>> Start DATA SHOWN

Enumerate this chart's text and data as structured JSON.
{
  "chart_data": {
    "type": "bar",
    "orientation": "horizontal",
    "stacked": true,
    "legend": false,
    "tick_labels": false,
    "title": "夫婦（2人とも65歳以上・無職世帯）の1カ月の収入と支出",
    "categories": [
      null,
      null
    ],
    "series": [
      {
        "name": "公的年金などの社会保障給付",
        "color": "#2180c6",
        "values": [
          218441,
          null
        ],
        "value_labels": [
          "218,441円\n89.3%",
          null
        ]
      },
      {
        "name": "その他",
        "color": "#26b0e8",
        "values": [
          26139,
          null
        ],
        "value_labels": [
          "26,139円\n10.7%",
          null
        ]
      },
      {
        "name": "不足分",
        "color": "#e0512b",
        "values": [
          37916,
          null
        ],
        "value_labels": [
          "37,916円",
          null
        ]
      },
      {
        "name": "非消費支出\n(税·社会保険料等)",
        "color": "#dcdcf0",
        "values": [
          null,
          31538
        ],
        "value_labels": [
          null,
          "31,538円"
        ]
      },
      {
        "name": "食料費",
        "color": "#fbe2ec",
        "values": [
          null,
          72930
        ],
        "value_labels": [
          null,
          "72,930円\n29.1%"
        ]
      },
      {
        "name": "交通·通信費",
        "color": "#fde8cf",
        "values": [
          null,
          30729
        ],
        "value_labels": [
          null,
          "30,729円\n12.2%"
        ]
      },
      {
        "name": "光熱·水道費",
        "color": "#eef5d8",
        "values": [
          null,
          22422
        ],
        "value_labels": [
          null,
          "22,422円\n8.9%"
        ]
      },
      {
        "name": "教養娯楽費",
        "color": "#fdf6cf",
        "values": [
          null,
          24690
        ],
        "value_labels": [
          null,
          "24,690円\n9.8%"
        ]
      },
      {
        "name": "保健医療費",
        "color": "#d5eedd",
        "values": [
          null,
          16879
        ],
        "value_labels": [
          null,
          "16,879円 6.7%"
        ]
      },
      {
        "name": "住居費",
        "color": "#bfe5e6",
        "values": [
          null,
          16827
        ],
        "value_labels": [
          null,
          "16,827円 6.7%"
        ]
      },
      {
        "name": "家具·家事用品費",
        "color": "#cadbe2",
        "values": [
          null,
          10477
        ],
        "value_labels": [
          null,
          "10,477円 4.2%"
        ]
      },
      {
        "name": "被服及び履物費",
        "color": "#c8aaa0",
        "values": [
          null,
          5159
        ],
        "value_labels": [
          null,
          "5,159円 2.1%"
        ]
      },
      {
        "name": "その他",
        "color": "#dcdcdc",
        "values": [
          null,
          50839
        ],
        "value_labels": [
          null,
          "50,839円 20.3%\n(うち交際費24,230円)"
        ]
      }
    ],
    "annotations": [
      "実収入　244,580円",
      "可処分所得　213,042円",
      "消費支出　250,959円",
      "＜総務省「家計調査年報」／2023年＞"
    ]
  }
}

>> End DATA SHOWN

▸ GIVEN TASK
Restate the data above word for word.

▸ CORRECT RESPONSE
Enumerate this chart's text and data as structured JSON.
{
  "chart_data": {
    "type": "bar",
    "orientation": "horizontal",
    "stacked": true,
    "legend": false,
    "tick_labels": false,
    "title": "夫婦（2人とも65歳以上・無職世帯）の1カ月の収入と支出",
    "categories": [
      null,
      null
    ],
    "series": [
      {
        "name": "公的年金などの社会保障給付",
        "color": "#2180c6",
        "values": [
          218441,
          null
        ],
        "value_labels": [
          "218,441円\n89.3%",
          null
        ]
      },
      {
        "name": "その他",
        "color": "#26b0e8",
        "values": [
          26139,
          null
        ],
        "value_labels": [
          "26,139円\n10.7%",
          null
        ]
      },
      {
        "name": "不足分",
        "color": "#e0512b",
        "values": [
          37916,
          null
        ],
        "value_labels": [
          "37,916円",
          null
        ]
      },
      {
        "name": "非消費支出\n(税·社会保険料等)",
        "color": "#dcdcf0",
        "values": [
          null,
          31538
        ],
        "value_labels": [
          null,
          "31,538円"
        ]
      },
      {
        "name": "食料費",
        "color": "#fbe2ec",
        "values": [
          null,
          72930
        ],
        "value_labels": [
          null,
          "72,930円\n29.1%"
        ]
      },
      {
        "name": "交通·通信費",
        "color": "#fde8cf",
        "values": [
          null,
          30729
        ],
        "value_labels": [
          null,
          "30,729円\n12.2%"
        ]
      },
      {
        "name": "光熱·水道費",
        "color": "#eef5d8",
        "values": [
          null,
          22422
        ],
        "value_labels": [
          null,
          "22,422円\n8.9%"
        ]
      },
      {
        "name": "教養娯楽費",
        "color": "#fdf6cf",
        "values": [
          null,
          24690
        ],
        "value_labels": [
          null,
          "24,690円\n9.8%"
        ]
      },
      {
        "name": "保健医療費",
        "color": "#d5eedd",
        "values": [
          null,
          16879
        ],
        "value_labels": [
          null,
          "16,879円 6.7%"
        ]
      },
      {
        "name": "住居費",
        "color": "#bfe5e6",
        "values": [
          null,
          16827
        ],
        "value_labels": [
          null,
          "16,827円 6.7%"
        ]
      },
      {
        "name": "家具·家事用品費",
        "color": "#cadbe2",
        "values": [
          null,
          10477
        ],
        "value_labels": [
          null,
          "10,477円 4.2%"
        ]
      },
      {
        "name": "被服及び履物費",
        "color": "#c8aaa0",
        "values": [
          null,
          5159
        ],
        "value_labels": [
          null,
          "5,159円 2.1%"
        ]
      },
      {
        "name": "その他",
        "color": "#dcdcdc",
        "values": [
          null,
          50839
        ],
        "value_labels": [
          null,
          "50,839円 20.3%\n(うち交際費24,230円)"
        ]
      }
    ],
    "annotations": [
      "実収入　244,580円",
      "可処分所得　213,042円",
      "消費支出　250,959円",
      "＜総務省「家計調査年報」／2023年＞"
    ]
  }
}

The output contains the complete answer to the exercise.